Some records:
┌──

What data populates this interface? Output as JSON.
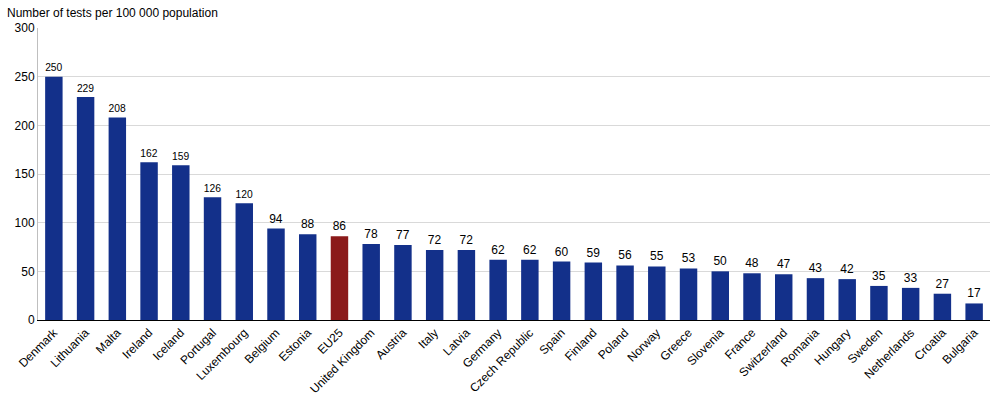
{
  "chart_data": {
    "type": "bar",
    "ylabel": "Number of tests per 100 000 population",
    "categories": [
      "Denmark",
      "Lithuania",
      "Malta",
      "Ireland",
      "Iceland",
      "Portugal",
      "Luxembourg",
      "Belgium",
      "Estonia",
      "EU25",
      "United Kingdom",
      "Austria",
      "Italy",
      "Latvia",
      "Germany",
      "Czech Republic",
      "Spain",
      "Finland",
      "Poland",
      "Norway",
      "Greece",
      "Slovenia",
      "France",
      "Switzerland",
      "Romania",
      "Hungary",
      "Sweden",
      "Netherlands",
      "Croatia",
      "Bulgaria"
    ],
    "values": [
      250,
      229,
      208,
      162,
      159,
      126,
      120,
      94,
      88,
      86,
      78,
      77,
      72,
      72,
      62,
      62,
      60,
      59,
      56,
      55,
      53,
      50,
      48,
      47,
      43,
      42,
      35,
      33,
      27,
      17
    ],
    "colors": [
      "#13308a",
      "#13308a",
      "#13308a",
      "#13308a",
      "#13308a",
      "#13308a",
      "#13308a",
      "#13308a",
      "#13308a",
      "#8b1a1a",
      "#13308a",
      "#13308a",
      "#13308a",
      "#13308a",
      "#13308a",
      "#13308a",
      "#13308a",
      "#13308a",
      "#13308a",
      "#13308a",
      "#13308a",
      "#13308a",
      "#13308a",
      "#13308a",
      "#13308a",
      "#13308a",
      "#13308a",
      "#13308a",
      "#13308a",
      "#13308a"
    ],
    "ylim": [
      0,
      300
    ],
    "yticks": [
      0,
      50,
      100,
      150,
      200,
      250,
      300
    ],
    "grid": true,
    "data_labels": true
  }
}
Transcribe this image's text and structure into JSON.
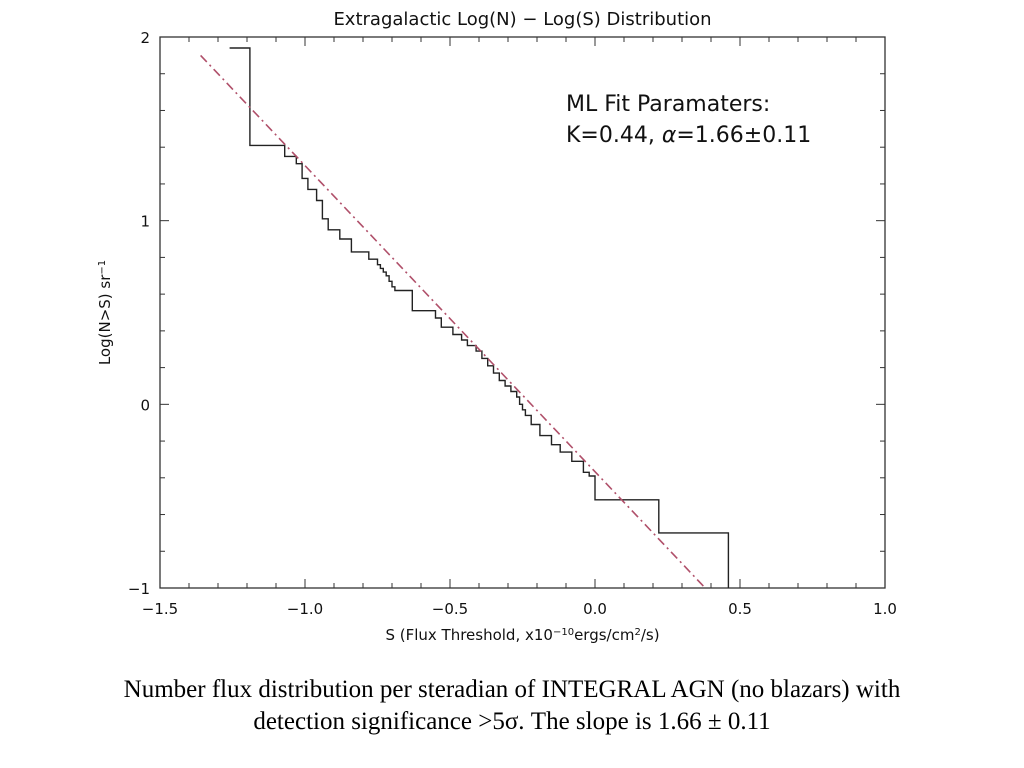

└──

▶ _The problem_
Write out every line of the preceding listing that contains "this".

▶ _Written answer_
What data populates this interface? Output as JSON.
Transcribe this image's text and structure into JSON.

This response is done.